WHAT TO PRODUCE
From the records below, count the lines holding the string "Impedance". Only the number is wanted.

MATERIAL SUPPLIED
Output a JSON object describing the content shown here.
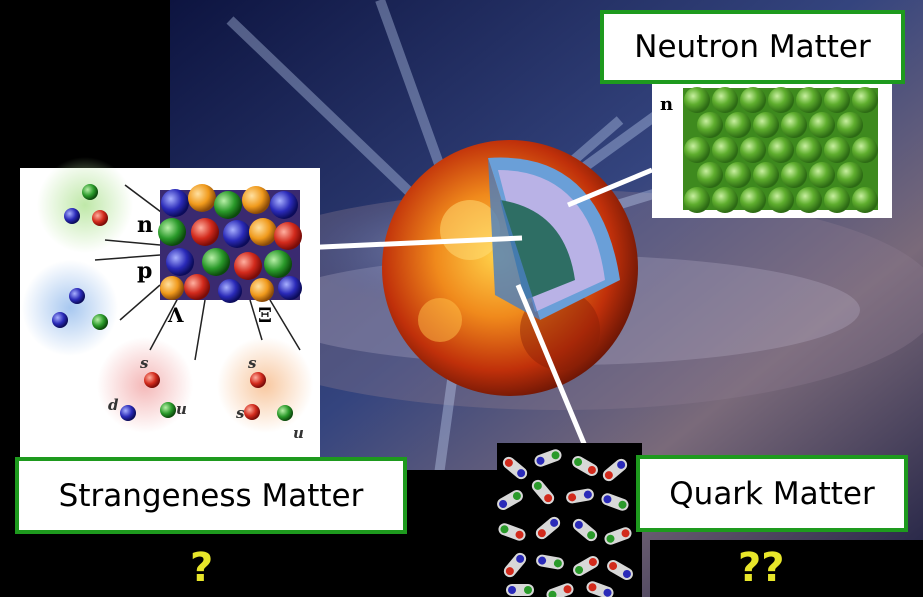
{
  "labels": {
    "neutron_matter": "Neutron Matter",
    "strangeness_matter": "Strangeness Matter",
    "quark_matter": "Quark Matter"
  },
  "question_marks": {
    "left": "?",
    "right": "??"
  },
  "particle_symbols": {
    "neutron": "n",
    "proton": "p",
    "lambda": "Λ",
    "xi": "Ξ",
    "inset_neutron": "n"
  },
  "quark_symbols": {
    "lambda_quarks": [
      "s",
      "d",
      "u"
    ],
    "xi_quarks": [
      "s",
      "s",
      "u"
    ]
  },
  "colors": {
    "label_border": "#1e9a1e",
    "question_mark": "#e8e62a",
    "star_core": "#2e6e64",
    "star_mantle": "#b9b2e6",
    "star_crust": "#6a9fd8"
  }
}
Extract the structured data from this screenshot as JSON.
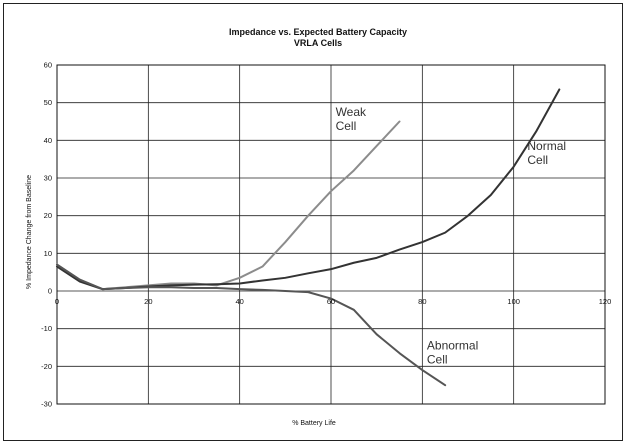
{
  "chart_data": {
    "type": "line",
    "title": "Impedance vs. Expected Battery Capacity",
    "subtitle": "VRLA Cells",
    "xlabel": "% Battery Life",
    "ylabel": "% Impedance Change from Baseline",
    "xlim": [
      0,
      120
    ],
    "ylim": [
      -30,
      60
    ],
    "xticks": [
      0,
      20,
      40,
      60,
      80,
      100,
      120
    ],
    "yticks": [
      -30,
      -20,
      -10,
      0,
      10,
      20,
      30,
      40,
      50,
      60
    ],
    "grid": true,
    "legend": "none",
    "series": [
      {
        "name": "Weak Cell",
        "label_lines": [
          "Weak",
          "Cell"
        ],
        "label_at": [
          61,
          46.5
        ],
        "color": "#8c8c8c",
        "x": [
          0,
          5,
          10,
          15,
          20,
          25,
          30,
          35,
          40,
          45,
          50,
          55,
          60,
          65,
          70,
          75
        ],
        "y": [
          7,
          3,
          0.5,
          1,
          1.5,
          2,
          2,
          1.5,
          3.5,
          6.5,
          13,
          20,
          26.5,
          32,
          38.5,
          45
        ]
      },
      {
        "name": "Normal Cell",
        "label_lines": [
          "Normal",
          "Cell"
        ],
        "label_at": [
          103,
          37.5
        ],
        "color": "#333333",
        "x": [
          0,
          5,
          10,
          15,
          20,
          25,
          30,
          35,
          40,
          45,
          50,
          55,
          60,
          65,
          70,
          75,
          80,
          85,
          90,
          95,
          100,
          105,
          110
        ],
        "y": [
          6.5,
          2.5,
          0.5,
          0.8,
          1.2,
          1.5,
          1.7,
          1.8,
          2,
          2.8,
          3.5,
          4.7,
          5.8,
          7.5,
          8.8,
          11,
          13,
          15.5,
          20,
          25.5,
          33,
          42.5,
          53.5
        ]
      },
      {
        "name": "Abnormal Cell",
        "label_lines": [
          "Abnormal",
          "Cell"
        ],
        "label_at": [
          81,
          -15.5
        ],
        "color": "#555555",
        "x": [
          0,
          5,
          10,
          15,
          20,
          25,
          30,
          35,
          40,
          45,
          50,
          55,
          60,
          65,
          70,
          75,
          80,
          85
        ],
        "y": [
          7,
          3,
          0.5,
          0.8,
          1,
          1,
          0.8,
          0.8,
          0.5,
          0.3,
          0,
          -0.3,
          -2,
          -5,
          -11.5,
          -16.5,
          -21,
          -25
        ]
      }
    ]
  }
}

TASK SOLUTION
2